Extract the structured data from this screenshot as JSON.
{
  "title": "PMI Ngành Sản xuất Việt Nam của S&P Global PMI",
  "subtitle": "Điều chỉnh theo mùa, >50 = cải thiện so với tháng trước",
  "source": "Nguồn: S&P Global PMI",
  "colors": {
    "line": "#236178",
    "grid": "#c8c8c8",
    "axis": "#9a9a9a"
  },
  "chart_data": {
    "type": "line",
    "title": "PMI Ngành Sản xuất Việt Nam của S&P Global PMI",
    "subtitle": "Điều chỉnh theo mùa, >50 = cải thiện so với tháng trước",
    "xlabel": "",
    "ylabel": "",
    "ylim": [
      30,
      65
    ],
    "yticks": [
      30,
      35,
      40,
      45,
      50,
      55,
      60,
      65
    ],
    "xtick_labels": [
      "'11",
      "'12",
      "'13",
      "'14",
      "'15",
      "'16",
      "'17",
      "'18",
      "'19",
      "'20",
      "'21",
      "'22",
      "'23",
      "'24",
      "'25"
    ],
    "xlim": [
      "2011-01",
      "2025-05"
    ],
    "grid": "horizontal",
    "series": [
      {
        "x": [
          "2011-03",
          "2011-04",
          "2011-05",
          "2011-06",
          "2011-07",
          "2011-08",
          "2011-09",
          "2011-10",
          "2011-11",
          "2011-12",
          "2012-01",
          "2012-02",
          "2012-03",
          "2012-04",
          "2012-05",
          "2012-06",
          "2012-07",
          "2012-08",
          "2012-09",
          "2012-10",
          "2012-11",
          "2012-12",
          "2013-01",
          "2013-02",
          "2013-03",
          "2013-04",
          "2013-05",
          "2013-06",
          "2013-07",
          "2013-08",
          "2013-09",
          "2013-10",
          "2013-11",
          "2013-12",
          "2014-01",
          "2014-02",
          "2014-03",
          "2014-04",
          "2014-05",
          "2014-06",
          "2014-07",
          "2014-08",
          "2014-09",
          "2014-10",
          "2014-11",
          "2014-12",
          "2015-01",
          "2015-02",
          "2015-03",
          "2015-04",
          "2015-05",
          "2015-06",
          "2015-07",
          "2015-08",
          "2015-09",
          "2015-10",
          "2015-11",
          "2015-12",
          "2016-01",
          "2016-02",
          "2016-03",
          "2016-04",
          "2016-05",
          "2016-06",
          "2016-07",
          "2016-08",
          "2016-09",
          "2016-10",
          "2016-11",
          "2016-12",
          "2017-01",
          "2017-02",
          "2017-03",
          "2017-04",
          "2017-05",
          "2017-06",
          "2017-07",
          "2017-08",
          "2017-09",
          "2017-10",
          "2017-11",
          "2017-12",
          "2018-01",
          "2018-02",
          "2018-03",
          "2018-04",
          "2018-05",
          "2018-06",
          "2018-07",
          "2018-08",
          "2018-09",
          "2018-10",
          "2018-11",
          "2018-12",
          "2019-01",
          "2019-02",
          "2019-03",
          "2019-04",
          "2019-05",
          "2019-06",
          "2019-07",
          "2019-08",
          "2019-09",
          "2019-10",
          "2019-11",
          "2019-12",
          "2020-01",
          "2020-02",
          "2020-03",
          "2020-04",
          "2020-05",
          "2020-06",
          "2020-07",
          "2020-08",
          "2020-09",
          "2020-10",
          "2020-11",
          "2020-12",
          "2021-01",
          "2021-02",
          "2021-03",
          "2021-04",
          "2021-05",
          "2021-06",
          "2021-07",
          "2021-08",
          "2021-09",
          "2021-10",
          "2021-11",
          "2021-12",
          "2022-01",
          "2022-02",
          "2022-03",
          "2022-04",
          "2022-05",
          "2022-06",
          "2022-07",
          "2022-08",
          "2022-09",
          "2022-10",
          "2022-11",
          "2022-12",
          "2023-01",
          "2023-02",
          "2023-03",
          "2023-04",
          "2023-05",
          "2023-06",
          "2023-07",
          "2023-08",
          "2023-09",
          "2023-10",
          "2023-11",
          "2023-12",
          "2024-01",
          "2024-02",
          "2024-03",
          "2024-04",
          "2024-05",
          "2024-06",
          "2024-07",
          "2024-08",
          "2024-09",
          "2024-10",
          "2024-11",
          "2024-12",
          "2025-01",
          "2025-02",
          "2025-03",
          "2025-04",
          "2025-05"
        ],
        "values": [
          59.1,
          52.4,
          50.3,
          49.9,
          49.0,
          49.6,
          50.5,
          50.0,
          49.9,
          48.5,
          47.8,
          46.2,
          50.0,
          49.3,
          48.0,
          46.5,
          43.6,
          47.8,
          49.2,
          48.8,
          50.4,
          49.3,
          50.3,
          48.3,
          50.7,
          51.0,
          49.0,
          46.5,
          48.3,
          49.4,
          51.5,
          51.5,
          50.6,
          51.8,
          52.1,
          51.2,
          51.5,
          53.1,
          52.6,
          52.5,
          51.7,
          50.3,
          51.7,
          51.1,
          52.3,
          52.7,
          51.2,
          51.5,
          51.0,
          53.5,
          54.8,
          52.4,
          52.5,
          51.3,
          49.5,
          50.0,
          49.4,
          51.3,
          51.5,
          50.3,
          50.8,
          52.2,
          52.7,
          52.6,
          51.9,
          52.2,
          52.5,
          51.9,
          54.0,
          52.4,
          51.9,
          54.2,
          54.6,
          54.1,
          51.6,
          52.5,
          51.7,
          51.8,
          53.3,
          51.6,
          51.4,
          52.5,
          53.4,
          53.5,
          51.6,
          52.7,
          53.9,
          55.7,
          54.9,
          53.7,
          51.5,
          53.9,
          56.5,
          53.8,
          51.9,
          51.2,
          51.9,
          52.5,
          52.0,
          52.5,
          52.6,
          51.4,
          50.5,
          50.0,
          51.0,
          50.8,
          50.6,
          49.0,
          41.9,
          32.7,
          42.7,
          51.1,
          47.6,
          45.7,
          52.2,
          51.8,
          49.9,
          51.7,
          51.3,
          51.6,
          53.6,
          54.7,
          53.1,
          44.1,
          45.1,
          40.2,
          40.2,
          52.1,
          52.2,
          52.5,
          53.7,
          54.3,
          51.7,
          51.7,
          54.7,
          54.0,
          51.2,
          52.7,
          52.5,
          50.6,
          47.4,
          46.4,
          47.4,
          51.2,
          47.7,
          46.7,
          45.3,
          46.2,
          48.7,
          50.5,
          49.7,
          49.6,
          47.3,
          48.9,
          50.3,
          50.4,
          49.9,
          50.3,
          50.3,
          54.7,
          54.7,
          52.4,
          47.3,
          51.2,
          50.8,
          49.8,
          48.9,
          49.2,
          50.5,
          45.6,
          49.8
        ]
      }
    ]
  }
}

- - - - -

**Task**
Figure out how many lines above include the string "Global", then report that number and nothing else.

**Solved problem**
3